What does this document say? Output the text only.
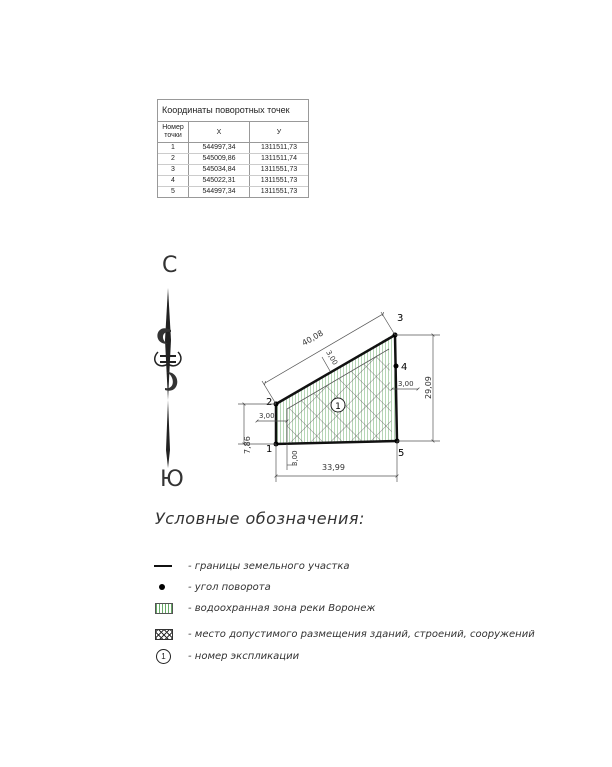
Координаты поворотных точек
Номер точки	X	У
1	544997,34	1311511,73
2	545009,86	1311511,74
3	545034,84	1311551,73
4	545022,31	1311551,73
5	544997,34	1311551,73
С
Ю
1
2
3
4
5
1
40,08
33,99
29,09
7,86
3,00
3,00
3,00
3,00
Условные обозначения:
- границы земельного участка
- угол поворота
- водоохранная зона реки Воронеж
- место допустимого размещения зданий, строений, сооружений
1	- номер экспликации
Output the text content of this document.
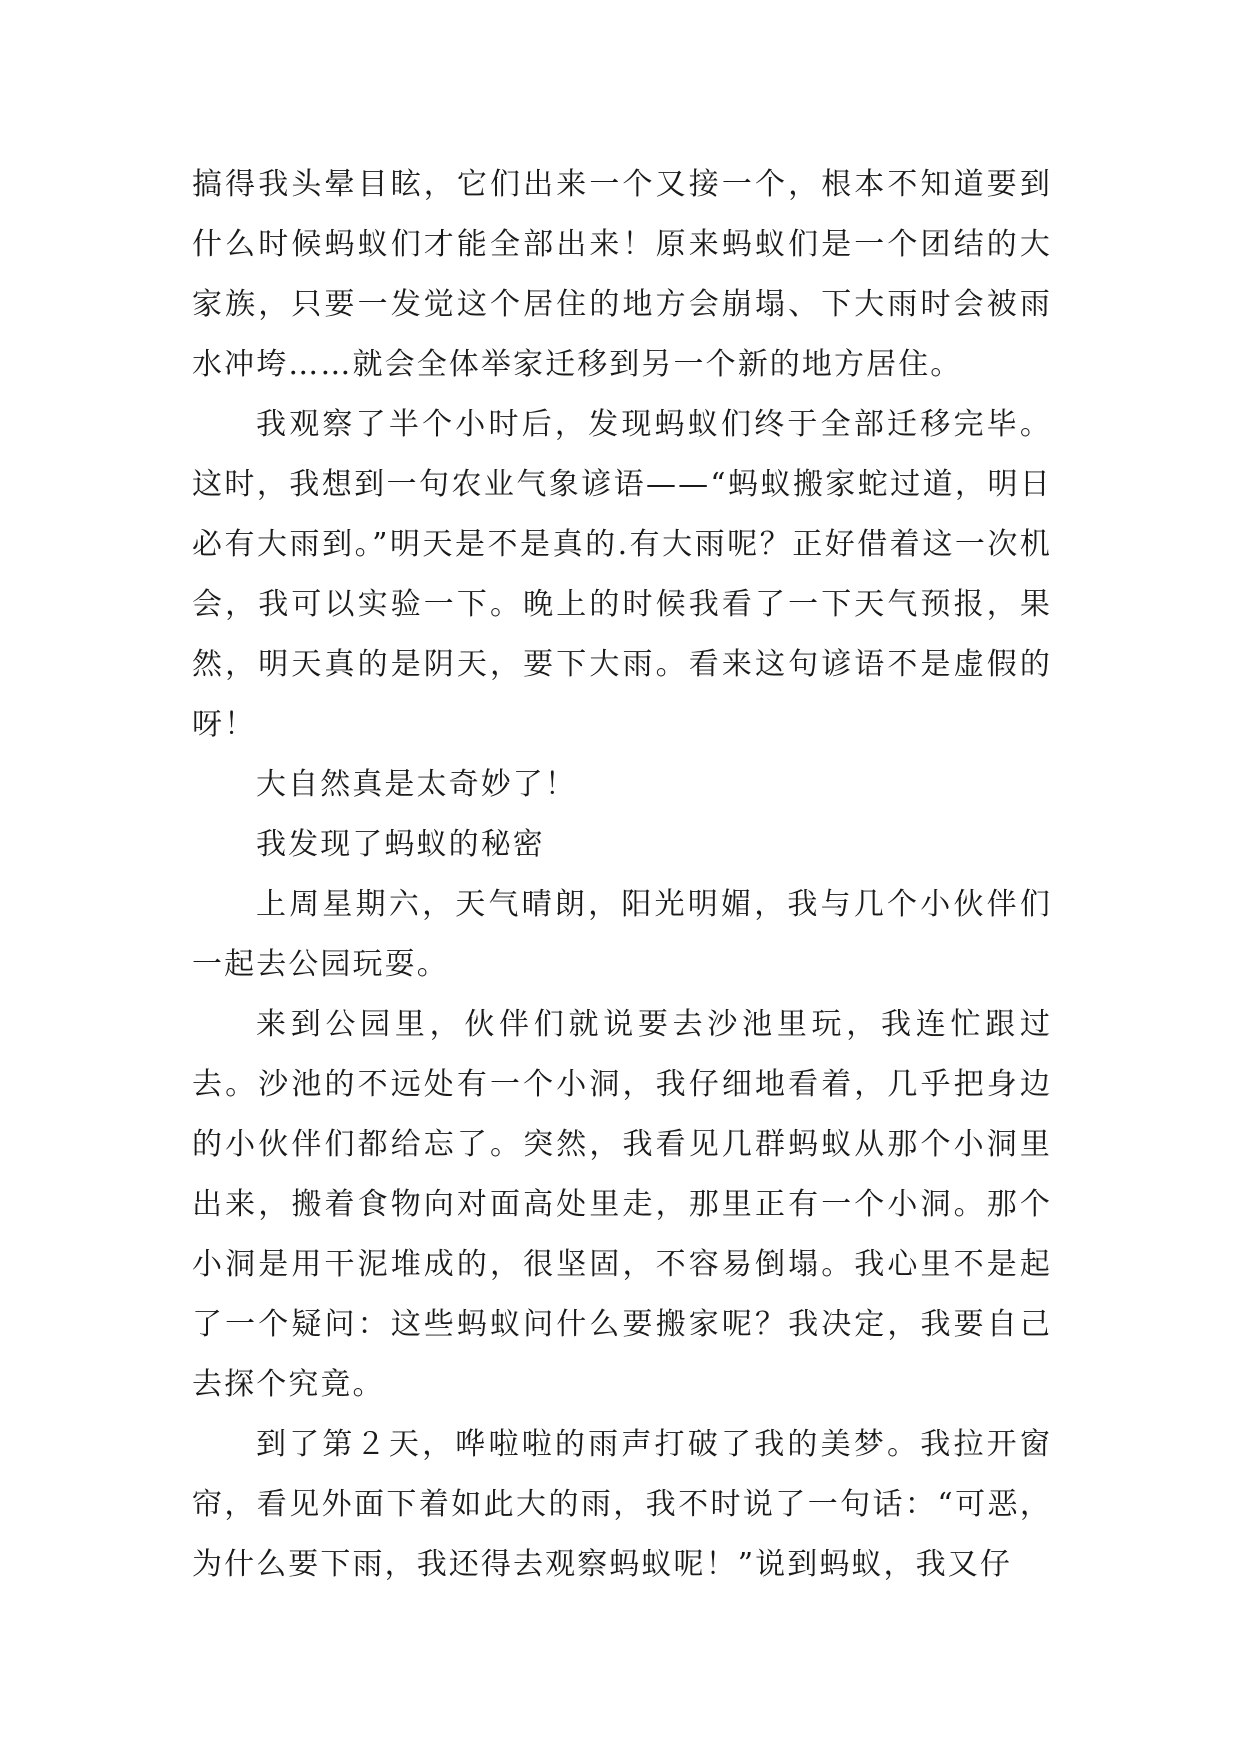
搞得我头晕目眩，它们出来一个又接一个，根本不知道要到什么时候蚂蚁们才能全部出来！原来蚂蚁们是一个团结的大家族，只要一发觉这个居住的地方会崩塌、下大雨时会被雨水冲垮……就会全体举家迁移到另一个新的地方居住。

我观察了半个小时后，发现蚂蚁们终于全部迁移完毕。这时，我想到一句农业气象谚语——“蚂蚁搬家蛇过道，明日必有大雨到。”明天是不是真的.有大雨呢？正好借着这一次机会，我可以实验一下。晚上的时候我看了一下天气预报，果然，明天真的是阴天，要下大雨。看来这句谚语不是虚假的呀！

大自然真是太奇妙了！

我发现了蚂蚁的秘密

上周星期六，天气晴朗，阳光明媚，我与几个小伙伴们一起去公园玩耍。

来到公园里，伙伴们就说要去沙池里玩，我连忙跟过去。沙池的不远处有一个小洞，我仔细地看着，几乎把身边的小伙伴们都给忘了。突然，我看见几群蚂蚁从那个小洞里出来，搬着食物向对面高处里走，那里正有一个小洞。那个小洞是用干泥堆成的，很坚固，不容易倒塌。我心里不是起了一个疑问：这些蚂蚁问什么要搬家呢？我决定，我要自己去探个究竟。

到了第２天，哗啦啦的雨声打破了我的美梦。我拉开窗帘，看见外面下着如此大的雨，我不时说了一句话：“可恶，为什么要下雨，我还得去观察蚂蚁呢！”说到蚂蚁，我又仔
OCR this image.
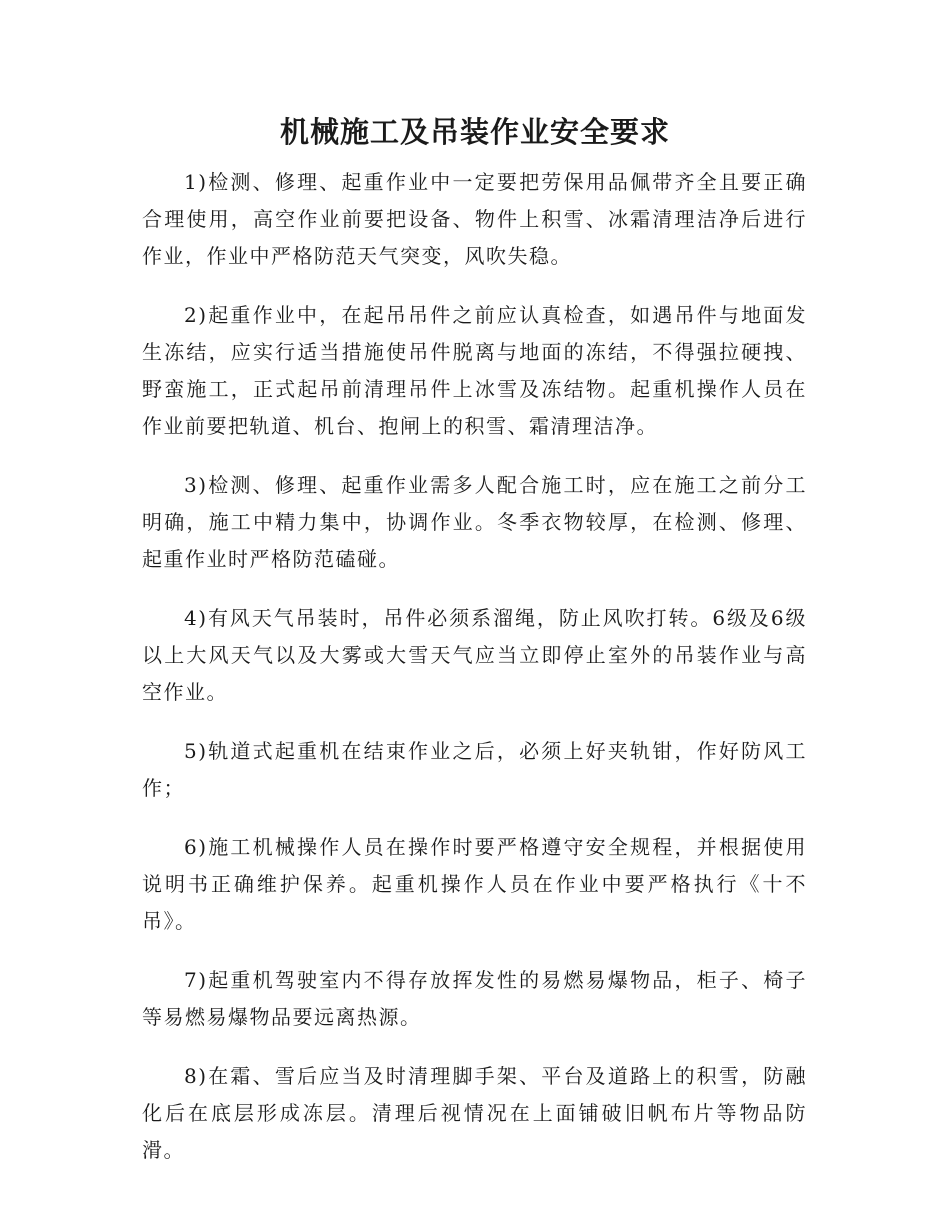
机械施工及吊装作业安全要求

1)检测、修理、起重作业中一定要把劳保用品佩带齐全且要正确合理使用，高空作业前要把设备、物件上积雪、冰霜清理洁净后进行作业，作业中严格防范天气突变，风吹失稳。

2)起重作业中，在起吊吊件之前应认真检查，如遇吊件与地面发生冻结，应实行适当措施使吊件脱离与地面的冻结，不得强拉硬拽、野蛮施工，正式起吊前清理吊件上冰雪及冻结物。起重机操作人员在作业前要把轨道、机台、抱闸上的积雪、霜清理洁净。

3)检测、修理、起重作业需多人配合施工时，应在施工之前分工明确，施工中精力集中，协调作业。冬季衣物较厚，在检测、修理、起重作业时严格防范磕碰。

4)有风天气吊装时，吊件必须系溜绳，防止风吹打转。6级及6级以上大风天气以及大雾或大雪天气应当立即停止室外的吊装作业与高空作业。

5)轨道式起重机在结束作业之后，必须上好夹轨钳，作好防风工作；

6)施工机械操作人员在操作时要严格遵守安全规程，并根据使用说明书正确维护保养。起重机操作人员在作业中要严格执行《十不吊》。

7)起重机驾驶室内不得存放挥发性的易燃易爆物品，柜子、椅子等易燃易爆物品要远离热源。

8)在霜、雪后应当及时清理脚手架、平台及道路上的积雪，防融化后在底层形成冻层。清理后视情况在上面铺破旧帆布片等物品防滑。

### Short task:
Repeat verbatim the range of lines that opens at the line containing "Output the text content of this document." and closes at the last line of the entries, excluding all pictures.

### Exercise answer:
Output the text content of this document.
搞得我头晕目眩，它们出来一个又接一个，根本不知道要到什么时候蚂蚁们才能全部出来！原来蚂蚁们是一个团结的大家族，只要一发觉这个居住的地方会崩塌、下大雨时会被雨水冲垮……就会全体举家迁移到另一个新的地方居住。

我观察了半个小时后，发现蚂蚁们终于全部迁移完毕。这时，我想到一句农业气象谚语——“蚂蚁搬家蛇过道，明日必有大雨到。”明天是不是真的.有大雨呢？正好借着这一次机会，我可以实验一下。晚上的时候我看了一下天气预报，果然，明天真的是阴天，要下大雨。看来这句谚语不是虚假的呀！

大自然真是太奇妙了！

我发现了蚂蚁的秘密

上周星期六，天气晴朗，阳光明媚，我与几个小伙伴们一起去公园玩耍。

来到公园里，伙伴们就说要去沙池里玩，我连忙跟过去。沙池的不远处有一个小洞，我仔细地看着，几乎把身边的小伙伴们都给忘了。突然，我看见几群蚂蚁从那个小洞里出来，搬着食物向对面高处里走，那里正有一个小洞。那个小洞是用干泥堆成的，很坚固，不容易倒塌。我心里不是起了一个疑问：这些蚂蚁问什么要搬家呢？我决定，我要自己去探个究竟。

到了第２天，哗啦啦的雨声打破了我的美梦。我拉开窗帘，看见外面下着如此大的雨，我不时说了一句话：“可恶，为什么要下雨，我还得去观察蚂蚁呢！”说到蚂蚁，我又仔
OCR this image.
机械施工及吊装作业安全要求

1)检测、修理、起重作业中一定要把劳保用品佩带齐全且要正确合理使用，高空作业前要把设备、物件上积雪、冰霜清理洁净后进行作业，作业中严格防范天气突变，风吹失稳。

2)起重作业中，在起吊吊件之前应认真检查，如遇吊件与地面发生冻结，应实行适当措施使吊件脱离与地面的冻结，不得强拉硬拽、野蛮施工，正式起吊前清理吊件上冰雪及冻结物。起重机操作人员在作业前要把轨道、机台、抱闸上的积雪、霜清理洁净。

3)检测、修理、起重作业需多人配合施工时，应在施工之前分工明确，施工中精力集中，协调作业。冬季衣物较厚，在检测、修理、起重作业时严格防范磕碰。

4)有风天气吊装时，吊件必须系溜绳，防止风吹打转。6级及6级以上大风天气以及大雾或大雪天气应当立即停止室外的吊装作业与高空作业。

5)轨道式起重机在结束作业之后，必须上好夹轨钳，作好防风工作；

6)施工机械操作人员在操作时要严格遵守安全规程，并根据使用说明书正确维护保养。起重机操作人员在作业中要严格执行《十不吊》。

7)起重机驾驶室内不得存放挥发性的易燃易爆物品，柜子、椅子等易燃易爆物品要远离热源。

8)在霜、雪后应当及时清理脚手架、平台及道路上的积雪，防融化后在底层形成冻层。清理后视情况在上面铺破旧帆布片等物品防滑。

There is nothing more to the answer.